◆ EXERCISE INSTRUCTIONS ◆
Find the string "into" in the entries and copy each line that has it.

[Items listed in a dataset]

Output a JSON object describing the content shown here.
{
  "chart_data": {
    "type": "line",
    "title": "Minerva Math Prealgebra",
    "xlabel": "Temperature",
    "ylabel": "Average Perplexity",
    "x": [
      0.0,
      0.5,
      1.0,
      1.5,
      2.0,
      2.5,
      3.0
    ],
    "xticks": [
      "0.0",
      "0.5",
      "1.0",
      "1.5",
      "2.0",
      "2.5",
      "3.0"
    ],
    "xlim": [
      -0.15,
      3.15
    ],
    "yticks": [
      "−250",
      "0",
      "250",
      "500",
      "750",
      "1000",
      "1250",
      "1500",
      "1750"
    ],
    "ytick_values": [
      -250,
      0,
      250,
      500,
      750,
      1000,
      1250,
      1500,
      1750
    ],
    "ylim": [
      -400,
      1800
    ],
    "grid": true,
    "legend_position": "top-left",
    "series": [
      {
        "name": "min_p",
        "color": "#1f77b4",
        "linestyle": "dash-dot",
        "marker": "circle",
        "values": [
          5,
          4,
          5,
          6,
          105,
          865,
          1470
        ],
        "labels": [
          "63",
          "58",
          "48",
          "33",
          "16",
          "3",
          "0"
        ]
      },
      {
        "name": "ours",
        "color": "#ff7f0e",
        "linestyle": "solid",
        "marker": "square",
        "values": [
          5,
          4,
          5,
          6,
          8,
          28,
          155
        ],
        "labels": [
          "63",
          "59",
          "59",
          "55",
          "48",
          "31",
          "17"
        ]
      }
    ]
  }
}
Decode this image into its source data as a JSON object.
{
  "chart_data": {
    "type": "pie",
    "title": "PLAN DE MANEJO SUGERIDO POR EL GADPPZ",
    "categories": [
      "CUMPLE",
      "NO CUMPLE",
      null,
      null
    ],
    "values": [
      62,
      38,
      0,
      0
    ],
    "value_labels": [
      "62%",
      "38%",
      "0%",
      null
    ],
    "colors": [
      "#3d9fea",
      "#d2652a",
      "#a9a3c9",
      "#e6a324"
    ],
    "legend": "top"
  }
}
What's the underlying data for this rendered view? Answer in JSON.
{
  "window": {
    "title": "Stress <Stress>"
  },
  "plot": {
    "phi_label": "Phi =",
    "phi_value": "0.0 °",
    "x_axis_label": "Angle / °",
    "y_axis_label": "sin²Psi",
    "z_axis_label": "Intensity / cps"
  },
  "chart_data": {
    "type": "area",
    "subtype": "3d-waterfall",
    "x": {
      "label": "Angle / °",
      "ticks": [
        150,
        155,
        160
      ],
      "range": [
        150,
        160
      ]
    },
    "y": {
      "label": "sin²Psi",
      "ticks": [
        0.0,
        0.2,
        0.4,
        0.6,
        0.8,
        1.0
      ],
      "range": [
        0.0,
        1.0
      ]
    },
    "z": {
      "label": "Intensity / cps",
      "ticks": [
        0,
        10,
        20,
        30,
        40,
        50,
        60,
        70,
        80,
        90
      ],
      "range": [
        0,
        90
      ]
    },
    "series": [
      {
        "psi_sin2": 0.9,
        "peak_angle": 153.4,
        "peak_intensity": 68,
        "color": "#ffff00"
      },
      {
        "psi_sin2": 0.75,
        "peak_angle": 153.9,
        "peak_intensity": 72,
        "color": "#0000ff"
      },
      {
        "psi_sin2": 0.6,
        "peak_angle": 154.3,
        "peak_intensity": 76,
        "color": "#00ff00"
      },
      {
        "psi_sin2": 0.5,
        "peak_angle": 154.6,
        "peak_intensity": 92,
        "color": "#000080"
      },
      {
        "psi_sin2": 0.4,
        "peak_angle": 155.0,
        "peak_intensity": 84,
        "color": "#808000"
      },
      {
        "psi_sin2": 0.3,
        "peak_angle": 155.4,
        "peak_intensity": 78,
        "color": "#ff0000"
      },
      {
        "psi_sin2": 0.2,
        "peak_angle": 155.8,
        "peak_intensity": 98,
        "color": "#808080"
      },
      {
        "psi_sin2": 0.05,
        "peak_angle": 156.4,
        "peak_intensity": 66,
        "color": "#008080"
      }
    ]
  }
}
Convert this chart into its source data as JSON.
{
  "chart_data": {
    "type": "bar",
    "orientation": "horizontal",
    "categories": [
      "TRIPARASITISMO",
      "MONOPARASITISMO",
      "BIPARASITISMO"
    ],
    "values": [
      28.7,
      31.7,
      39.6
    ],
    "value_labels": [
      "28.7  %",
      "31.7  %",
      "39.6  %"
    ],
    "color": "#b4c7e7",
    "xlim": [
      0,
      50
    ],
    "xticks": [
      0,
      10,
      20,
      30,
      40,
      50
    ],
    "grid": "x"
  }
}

◆ FINAL RESULT ◆
Decode this image into its source data as a JSON object.
Convert this chart into its source data as JSON.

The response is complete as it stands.